| What you are asked to do |
Write out each line exactly as given. Leave the pictures out of your copy.

| Extracted material |
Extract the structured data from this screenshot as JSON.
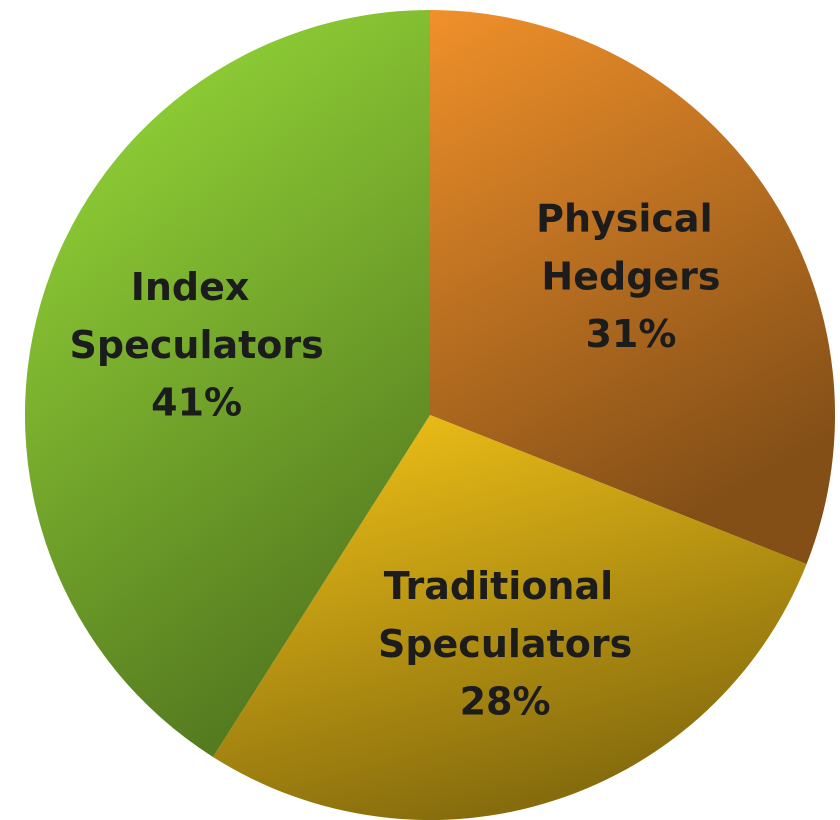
{
  "chart_data": {
    "type": "pie",
    "categories": [
      "Physical Hedgers",
      "Traditional Speculators",
      "Index Speculators"
    ],
    "values": [
      31,
      28,
      41
    ],
    "value_labels": [
      "31%",
      "28%",
      "41%"
    ],
    "colors": [
      "#f0902a",
      "#f5c518",
      "#9be03a"
    ]
  }
}
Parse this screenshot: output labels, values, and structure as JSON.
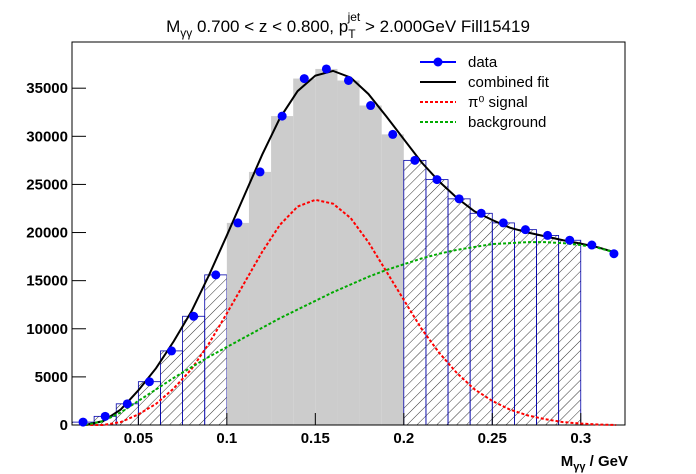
{
  "chart_data": {
    "type": "histogram-fit",
    "title": [
      "M",
      "γγ",
      " 0.700 < z < 0.800, p",
      "T",
      "jet",
      " > 2.000GeV Fill15419"
    ],
    "x_label": [
      "M",
      "γγ",
      " / GeV"
    ],
    "bin_start": 0.0125,
    "bin_width": 0.0125,
    "hatch_end": 0.3,
    "window": [
      0.1,
      0.2
    ],
    "xlim": [
      0.0125,
      0.325
    ],
    "ylim": [
      0,
      39800
    ],
    "xticks": [
      0.05,
      0.1,
      0.15,
      0.2,
      0.25,
      0.3
    ],
    "yticks": [
      0,
      5000,
      10000,
      15000,
      20000,
      25000,
      30000,
      35000
    ],
    "data": {
      "name": "data",
      "color": "#0000ff",
      "values": [
        300,
        900,
        2200,
        4500,
        7700,
        11300,
        15600,
        21000,
        26300,
        32100,
        36000,
        37000,
        35800,
        33200,
        30200,
        27500,
        25500,
        23500,
        22000,
        21000,
        20300,
        19700,
        19200,
        18700,
        17800
      ]
    },
    "curve_x": [
      0.02,
      0.03,
      0.04,
      0.05,
      0.06,
      0.07,
      0.08,
      0.09,
      0.1,
      0.11,
      0.12,
      0.13,
      0.14,
      0.15,
      0.16,
      0.17,
      0.18,
      0.19,
      0.2,
      0.21,
      0.22,
      0.23,
      0.24,
      0.25,
      0.26,
      0.27,
      0.28,
      0.29,
      0.3,
      0.31,
      0.32
    ],
    "series": [
      {
        "name": "combined fit",
        "color": "#000000",
        "dash": false,
        "values": [
          0,
          400,
          1600,
          3600,
          5900,
          8700,
          11800,
          15600,
          19700,
          23900,
          28100,
          31900,
          34700,
          36300,
          36800,
          36100,
          34400,
          32100,
          29700,
          27300,
          25300,
          23600,
          22200,
          21300,
          20500,
          20000,
          19600,
          19200,
          18850,
          18450,
          17900
        ]
      },
      {
        "name": "π⁰ signal",
        "color": "#ff0000",
        "dash": true,
        "values": [
          0,
          0,
          300,
          1100,
          2200,
          3800,
          5800,
          8500,
          11600,
          14800,
          18000,
          20800,
          22700,
          23400,
          23000,
          21500,
          19000,
          16000,
          13000,
          10000,
          7500,
          5400,
          3700,
          2500,
          1600,
          1000,
          600,
          300,
          150,
          50,
          0
        ]
      },
      {
        "name": "background",
        "color": "#00aa00",
        "dash": true,
        "values": [
          0,
          400,
          1300,
          2500,
          3700,
          4900,
          6000,
          7100,
          8100,
          9100,
          10100,
          11100,
          12000,
          12900,
          13800,
          14600,
          15400,
          16100,
          16700,
          17300,
          17800,
          18200,
          18500,
          18800,
          18900,
          19000,
          19000,
          18900,
          18700,
          18400,
          17900
        ]
      }
    ]
  }
}
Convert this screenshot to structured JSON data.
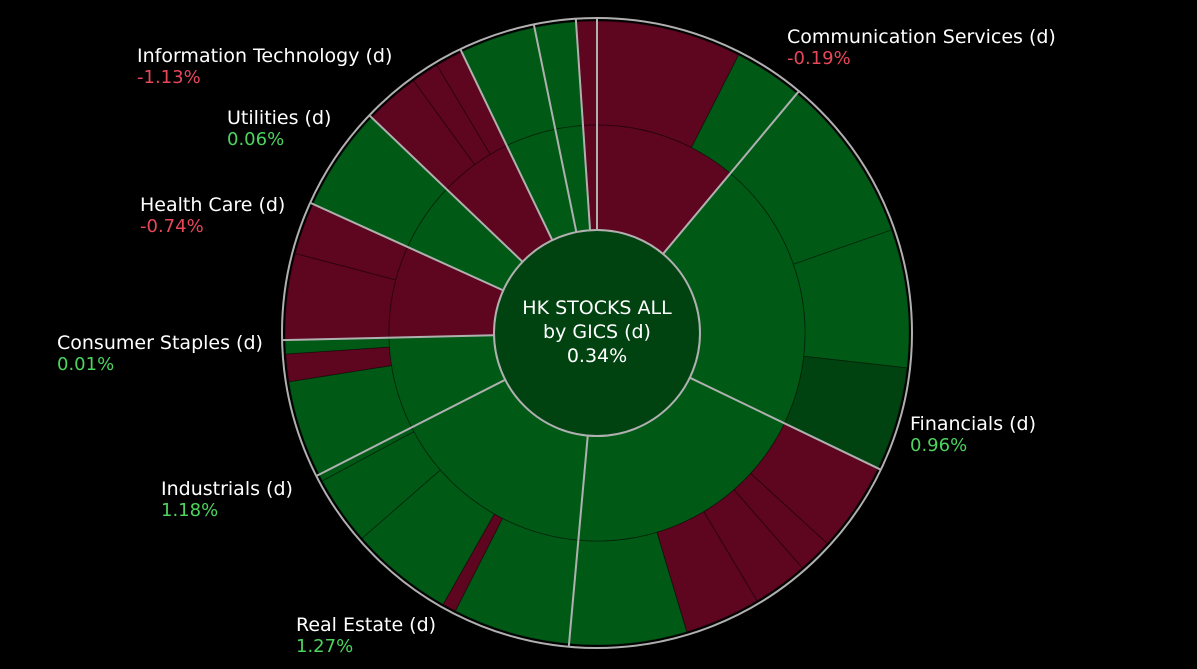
{
  "colors": {
    "background": "#000000",
    "positive_strong": "#005a16",
    "positive_dark": "#004311",
    "negative": "#5e0520",
    "positive_text": "#4cd45e",
    "negative_text": "#e8475a",
    "separator": "#b0b0b0"
  },
  "chart_data": {
    "type": "sunburst",
    "center": {
      "line1": "HK STOCKS ALL",
      "line2": "by GICS (d)",
      "value": "0.34%",
      "sign": 1
    },
    "sectors": [
      {
        "name": "Communication Services (d)",
        "change": "-0.19%",
        "sign": -1,
        "weight": 31,
        "segments": [
          {
            "weight": 21.0,
            "sign": -1
          },
          {
            "weight": 10.0,
            "sign": 1
          }
        ]
      },
      {
        "name": "Financials (d)",
        "change": "0.96%",
        "sign": 1,
        "weight": 59,
        "segments": [
          {
            "weight": 24.0,
            "sign": 1
          },
          {
            "weight": 20.0,
            "sign": 1
          },
          {
            "weight": 15.0,
            "sign": 1,
            "dark": true
          }
        ]
      },
      {
        "name": "Real Estate (d)",
        "change": "1.27%",
        "sign": 1,
        "weight": 54,
        "segments": [
          {
            "weight": 13.0,
            "sign": -1
          },
          {
            "weight": 5.0,
            "sign": -1
          },
          {
            "weight": 8.0,
            "sign": -1
          },
          {
            "weight": 11.0,
            "sign": -1
          },
          {
            "weight": 17.0,
            "sign": 1
          }
        ]
      },
      {
        "name": "Industrials (d)",
        "change": "1.18%",
        "sign": 1,
        "weight": 45,
        "segments": [
          {
            "weight": 17.0,
            "sign": 1
          },
          {
            "weight": 2.0,
            "sign": -1
          },
          {
            "weight": 15.0,
            "sign": 1
          },
          {
            "weight": 10.0,
            "sign": 1
          },
          {
            "weight": 1.0,
            "sign": 1
          }
        ]
      },
      {
        "name": "Consumer Staples (d)",
        "change": "0.01%",
        "sign": 1,
        "weight": 20,
        "segments": [
          {
            "weight": 14.0,
            "sign": 1
          },
          {
            "weight": 4.0,
            "sign": -1
          },
          {
            "weight": 2.0,
            "sign": 1
          }
        ]
      },
      {
        "name": "Health Care (d)",
        "change": "-0.74%",
        "sign": -1,
        "weight": 20,
        "segments": [
          {
            "weight": 12.5,
            "sign": -1
          },
          {
            "weight": 7.5,
            "sign": -1
          }
        ]
      },
      {
        "name": "Utilities (d)",
        "change": "0.06%",
        "sign": 1,
        "weight": 15,
        "segments": [
          {
            "weight": 15.0,
            "sign": 1
          }
        ]
      },
      {
        "name": "Information Technology (d)",
        "change": "-1.13%",
        "sign": -1,
        "weight": 16,
        "segments": [
          {
            "weight": 8.0,
            "sign": -1
          },
          {
            "weight": 4.0,
            "sign": -1
          },
          {
            "weight": 4.0,
            "sign": -1
          }
        ]
      },
      {
        "name": "",
        "change": "",
        "sign": 1,
        "weight": 11,
        "segments": [
          {
            "weight": 11.0,
            "sign": 1
          }
        ]
      },
      {
        "name": "",
        "change": "",
        "sign": 1,
        "weight": 6,
        "segments": [
          {
            "weight": 6.0,
            "sign": 1
          }
        ]
      },
      {
        "name": "",
        "change": "",
        "sign": -1,
        "weight": 3,
        "segments": [
          {
            "weight": 3.0,
            "sign": -1
          }
        ]
      }
    ]
  }
}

| Solution to this problem |
Extract the structured data from this screenshot as JSON.
{
  "chart_data": {
    "type": "pie",
    "categories": [
      "Physical Hedgers",
      "Traditional Speculators",
      "Index Speculators"
    ],
    "values": [
      31,
      28,
      41
    ],
    "value_labels": [
      "31%",
      "28%",
      "41%"
    ],
    "colors": [
      "#f0902a",
      "#f5c518",
      "#9be03a"
    ]
  }
}
Parse this screenshot: output labels, values, and structure as JSON.
{
  "chart_data": {
    "type": "histogram-fit",
    "title": [
      "M",
      "γγ",
      " 0.700 < z < 0.800, p",
      "T",
      "jet",
      " > 2.000GeV Fill15419"
    ],
    "x_label": [
      "M",
      "γγ",
      " / GeV"
    ],
    "bin_start": 0.0125,
    "bin_width": 0.0125,
    "hatch_end": 0.3,
    "window": [
      0.1,
      0.2
    ],
    "xlim": [
      0.0125,
      0.325
    ],
    "ylim": [
      0,
      39800
    ],
    "xticks": [
      0.05,
      0.1,
      0.15,
      0.2,
      0.25,
      0.3
    ],
    "yticks": [
      0,
      5000,
      10000,
      15000,
      20000,
      25000,
      30000,
      35000
    ],
    "data": {
      "name": "data",
      "color": "#0000ff",
      "values": [
        300,
        900,
        2200,
        4500,
        7700,
        11300,
        15600,
        21000,
        26300,
        32100,
        36000,
        37000,
        35800,
        33200,
        30200,
        27500,
        25500,
        23500,
        22000,
        21000,
        20300,
        19700,
        19200,
        18700,
        17800
      ]
    },
    "curve_x": [
      0.02,
      0.03,
      0.04,
      0.05,
      0.06,
      0.07,
      0.08,
      0.09,
      0.1,
      0.11,
      0.12,
      0.13,
      0.14,
      0.15,
      0.16,
      0.17,
      0.18,
      0.19,
      0.2,
      0.21,
      0.22,
      0.23,
      0.24,
      0.25,
      0.26,
      0.27,
      0.28,
      0.29,
      0.3,
      0.31,
      0.32
    ],
    "series": [
      {
        "name": "combined fit",
        "color": "#000000",
        "dash": false,
        "values": [
          0,
          400,
          1600,
          3600,
          5900,
          8700,
          11800,
          15600,
          19700,
          23900,
          28100,
          31900,
          34700,
          36300,
          36800,
          36100,
          34400,
          32100,
          29700,
          27300,
          25300,
          23600,
          22200,
          21300,
          20500,
          20000,
          19600,
          19200,
          18850,
          18450,
          17900
        ]
      },
      {
        "name": "π⁰ signal",
        "color": "#ff0000",
        "dash": true,
        "values": [
          0,
          0,
          300,
          1100,
          2200,
          3800,
          5800,
          8500,
          11600,
          14800,
          18000,
          20800,
          22700,
          23400,
          23000,
          21500,
          19000,
          16000,
          13000,
          10000,
          7500,
          5400,
          3700,
          2500,
          1600,
          1000,
          600,
          300,
          150,
          50,
          0
        ]
      },
      {
        "name": "background",
        "color": "#00aa00",
        "dash": true,
        "values": [
          0,
          400,
          1300,
          2500,
          3700,
          4900,
          6000,
          7100,
          8100,
          9100,
          10100,
          11100,
          12000,
          12900,
          13800,
          14600,
          15400,
          16100,
          16700,
          17300,
          17800,
          18200,
          18500,
          18800,
          18900,
          19000,
          19000,
          18900,
          18700,
          18400,
          17900
        ]
      }
    ]
  }
}
Convert this screenshot to structured JSON data.
{
  "colors": {
    "background": "#000000",
    "positive_strong": "#005a16",
    "positive_dark": "#004311",
    "negative": "#5e0520",
    "positive_text": "#4cd45e",
    "negative_text": "#e8475a",
    "separator": "#b0b0b0"
  },
  "chart_data": {
    "type": "sunburst",
    "center": {
      "line1": "HK STOCKS ALL",
      "line2": "by GICS (d)",
      "value": "0.34%",
      "sign": 1
    },
    "sectors": [
      {
        "name": "Communication Services (d)",
        "change": "-0.19%",
        "sign": -1,
        "weight": 31,
        "segments": [
          {
            "weight": 21.0,
            "sign": -1
          },
          {
            "weight": 10.0,
            "sign": 1
          }
        ]
      },
      {
        "name": "Financials (d)",
        "change": "0.96%",
        "sign": 1,
        "weight": 59,
        "segments": [
          {
            "weight": 24.0,
            "sign": 1
          },
          {
            "weight": 20.0,
            "sign": 1
          },
          {
            "weight": 15.0,
            "sign": 1,
            "dark": true
          }
        ]
      },
      {
        "name": "Real Estate (d)",
        "change": "1.27%",
        "sign": 1,
        "weight": 54,
        "segments": [
          {
            "weight": 13.0,
            "sign": -1
          },
          {
            "weight": 5.0,
            "sign": -1
          },
          {
            "weight": 8.0,
            "sign": -1
          },
          {
            "weight": 11.0,
            "sign": -1
          },
          {
            "weight": 17.0,
            "sign": 1
          }
        ]
      },
      {
        "name": "Industrials (d)",
        "change": "1.18%",
        "sign": 1,
        "weight": 45,
        "segments": [
          {
            "weight": 17.0,
            "sign": 1
          },
          {
            "weight": 2.0,
            "sign": -1
          },
          {
            "weight": 15.0,
            "sign": 1
          },
          {
            "weight": 10.0,
            "sign": 1
          },
          {
            "weight": 1.0,
            "sign": 1
          }
        ]
      },
      {
        "name": "Consumer Staples (d)",
        "change": "0.01%",
        "sign": 1,
        "weight": 20,
        "segments": [
          {
            "weight": 14.0,
            "sign": 1
          },
          {
            "weight": 4.0,
            "sign": -1
          },
          {
            "weight": 2.0,
            "sign": 1
          }
        ]
      },
      {
        "name": "Health Care (d)",
        "change": "-0.74%",
        "sign": -1,
        "weight": 20,
        "segments": [
          {
            "weight": 12.5,
            "sign": -1
          },
          {
            "weight": 7.5,
            "sign": -1
          }
        ]
      },
      {
        "name": "Utilities (d)",
        "change": "0.06%",
        "sign": 1,
        "weight": 15,
        "segments": [
          {
            "weight": 15.0,
            "sign": 1
          }
        ]
      },
      {
        "name": "Information Technology (d)",
        "change": "-1.13%",
        "sign": -1,
        "weight": 16,
        "segments": [
          {
            "weight": 8.0,
            "sign": -1
          },
          {
            "weight": 4.0,
            "sign": -1
          },
          {
            "weight": 4.0,
            "sign": -1
          }
        ]
      },
      {
        "name": "",
        "change": "",
        "sign": 1,
        "weight": 11,
        "segments": [
          {
            "weight": 11.0,
            "sign": 1
          }
        ]
      },
      {
        "name": "",
        "change": "",
        "sign": 1,
        "weight": 6,
        "segments": [
          {
            "weight": 6.0,
            "sign": 1
          }
        ]
      },
      {
        "name": "",
        "change": "",
        "sign": -1,
        "weight": 3,
        "segments": [
          {
            "weight": 3.0,
            "sign": -1
          }
        ]
      }
    ]
  }
}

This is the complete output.